> **STORED DATA**:
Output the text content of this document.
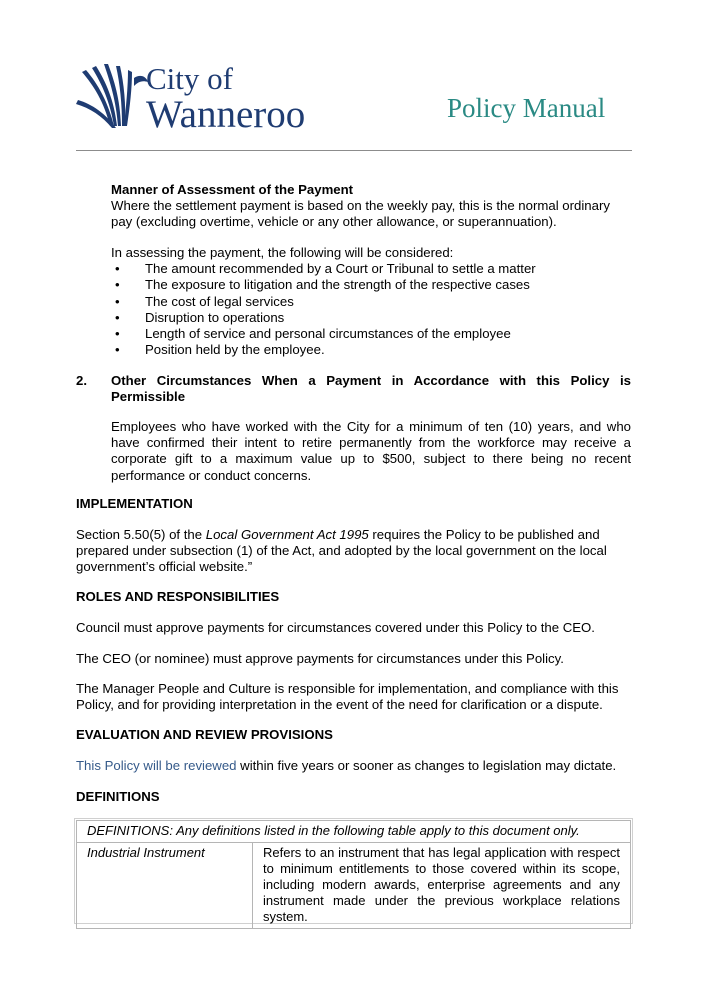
City of
Wanneroo	Policy Manual
Manner of Assessment of the Payment
Where the settlement payment is based on the weekly pay, this is the normal ordinary pay (excluding overtime, vehicle or any other allowance, or superannuation).
In assessing the payment, the following will be considered:
•	The amount recommended by a Court or Tribunal to settle a matter
•	The exposure to litigation and the strength of the respective cases
•	The cost of legal services
•	Disruption to operations
•	Length of service and personal circumstances of the employee
•	Position held by the employee.
2. Other Circumstances When a Payment in Accordance with this Policy is Permissible
Employees who have worked with the City for a minimum of ten (10) years, and who have confirmed their intent to retire permanently from the workforce may receive a corporate gift to a maximum value up to $500, subject to there being no recent performance or conduct concerns.
IMPLEMENTATION
Section 5.50(5) of the Local Government Act 1995 requires the Policy to be published and prepared under subsection (1) of the Act, and adopted by the local government on the local government’s official website.”
ROLES AND RESPONSIBILITIES
Council must approve payments for circumstances covered under this Policy to the CEO.
The CEO (or nominee) must approve payments for circumstances under this Policy.
The Manager People and Culture is responsible for implementation, and compliance with this Policy, and for providing interpretation in the event of the need for clarification or a dispute.
EVALUATION AND REVIEW PROVISIONS
This Policy will be reviewed within five years or sooner as changes to legislation may dictate.
DEFINITIONS
DEFINITIONS: Any definitions listed in the following table apply to this document only.
Industrial Instrument	Refers to an instrument that has legal application with respect to minimum entitlements to those covered within its scope, including modern awards, enterprise agreements and any instrument made under the previous workplace relations system.
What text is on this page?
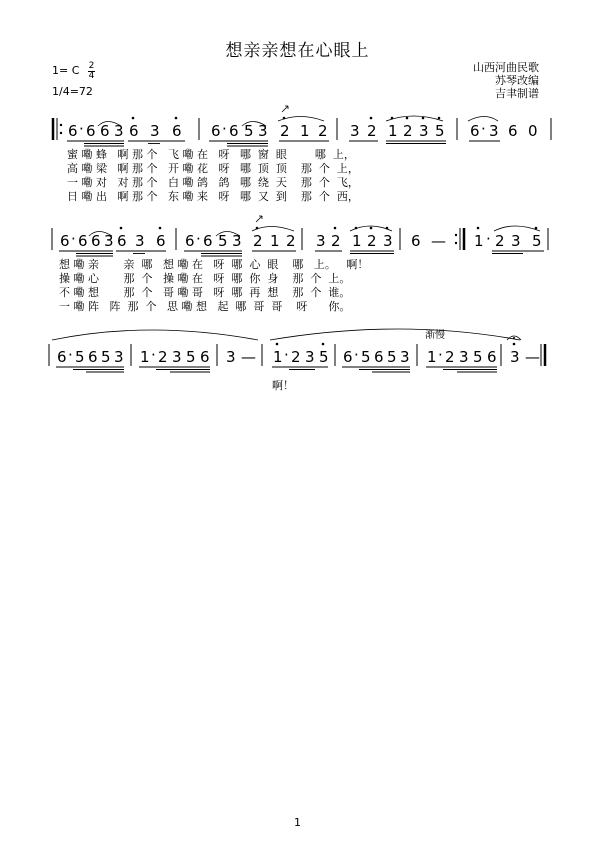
想亲亲想在心眼上
1= C 2
4
1/4=72
山西河曲民歌
苏琴改编
吉聿制谱
6 · 6 6 3 6 3 6 6 · 6 5 3 2 1 2 3 2 1 2 3 5 6 · 3 6 0
6 · 6 6 3 6 3 6 6 · 6 5 3 2 1 2 3 2 1 2 3 6 — 1 · 2 3 5
6 · 5 6 5 3 1 · 2 3 5 6 3 — 1 · 2 3 5 6 · 5 6 5 3 1 · 2 3 5 6 3 —
蜜 嘞 蜂   啊 那 个   飞 嘞 在   呀   哪  窗  眼        哪  上，
高 嘞 梁   啊 那 个   开 嘞 花   呀   哪  顶  顶    那  个  上，
一 嘞 对   对 那 个   白 嘞 鸽   鸽   哪  绕  天    那  个  飞，
日 嘞 出   啊 那 个   东 嘞 来   呀   哪  又  到    那  个  西，
想 嘞 亲       亲  哪   想 嘞 在   呀  哪  心  眼    哪   上。   啊！
操 嘞 心       那  个   操 嘞 在   呀  哪  你  身    那  个  上。
不 嘞 想       那  个   哥 嘞 哥   呀  哪  再  想    那  个  谁。
一 嘞 阵   阵  那  个   思 嘞 想   起  哪  哥  哥    呀      你。
渐慢
啊！
1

> **TASK GOAL**: Keep the pictures out of your copy, and repeat every entry above exactly.

> **SOLUTION FOR THIS TASK**:
Output the text content of this document.
City of
Wanneroo	Policy Manual
Manner of Assessment of the Payment
Where the settlement payment is based on the weekly pay, this is the normal ordinary pay (excluding overtime, vehicle or any other allowance, or superannuation).
In assessing the payment, the following will be considered:
•	The amount recommended by a Court or Tribunal to settle a matter
•	The exposure to litigation and the strength of the respective cases
•	The cost of legal services
•	Disruption to operations
•	Length of service and personal circumstances of the employee
•	Position held by the employee.
2. Other Circumstances When a Payment in Accordance with this Policy is Permissible
Employees who have worked with the City for a minimum of ten (10) years, and who have confirmed their intent to retire permanently from the workforce may receive a corporate gift to a maximum value up to $500, subject to there being no recent performance or conduct concerns.
IMPLEMENTATION
Section 5.50(5) of the Local Government Act 1995 requires the Policy to be published and prepared under subsection (1) of the Act, and adopted by the local government on the local government’s official website.”
ROLES AND RESPONSIBILITIES
Council must approve payments for circumstances covered under this Policy to the CEO.
The CEO (or nominee) must approve payments for circumstances under this Policy.
The Manager People and Culture is responsible for implementation, and compliance with this Policy, and for providing interpretation in the event of the need for clarification or a dispute.
EVALUATION AND REVIEW PROVISIONS
This Policy will be reviewed within five years or sooner as changes to legislation may dictate.
DEFINITIONS
DEFINITIONS: Any definitions listed in the following table apply to this document only.
Industrial Instrument	Refers to an instrument that has legal application with respect to minimum entitlements to those covered within its scope, including modern awards, enterprise agreements and any instrument made under the previous workplace relations system.
What text is on this page?
想亲亲想在心眼上
1= C 2
4
1/4=72
山西河曲民歌
苏琴改编
吉聿制谱
6 · 6 6 3 6 3 6 6 · 6 5 3 2 1 2 3 2 1 2 3 5 6 · 3 6 0
6 · 6 6 3 6 3 6 6 · 6 5 3 2 1 2 3 2 1 2 3 6 — 1 · 2 3 5
6 · 5 6 5 3 1 · 2 3 5 6 3 — 1 · 2 3 5 6 · 5 6 5 3 1 · 2 3 5 6 3 —
蜜 嘞 蜂   啊 那 个   飞 嘞 在   呀   哪  窗  眼        哪  上，
高 嘞 梁   啊 那 个   开 嘞 花   呀   哪  顶  顶    那  个  上，
一 嘞 对   对 那 个   白 嘞 鸽   鸽   哪  绕  天    那  个  飞，
日 嘞 出   啊 那 个   东 嘞 来   呀   哪  又  到    那  个  西，
想 嘞 亲       亲  哪   想 嘞 在   呀  哪  心  眼    哪   上。   啊！
操 嘞 心       那  个   操 嘞 在   呀  哪  你  身    那  个  上。
不 嘞 想       那  个   哥 嘞 哥   呀  哪  再  想    那  个  谁。
一 嘞 阵   阵  那  个   思 嘞 想   起  哪  哥  哥    呀      你。
渐慢
啊！
1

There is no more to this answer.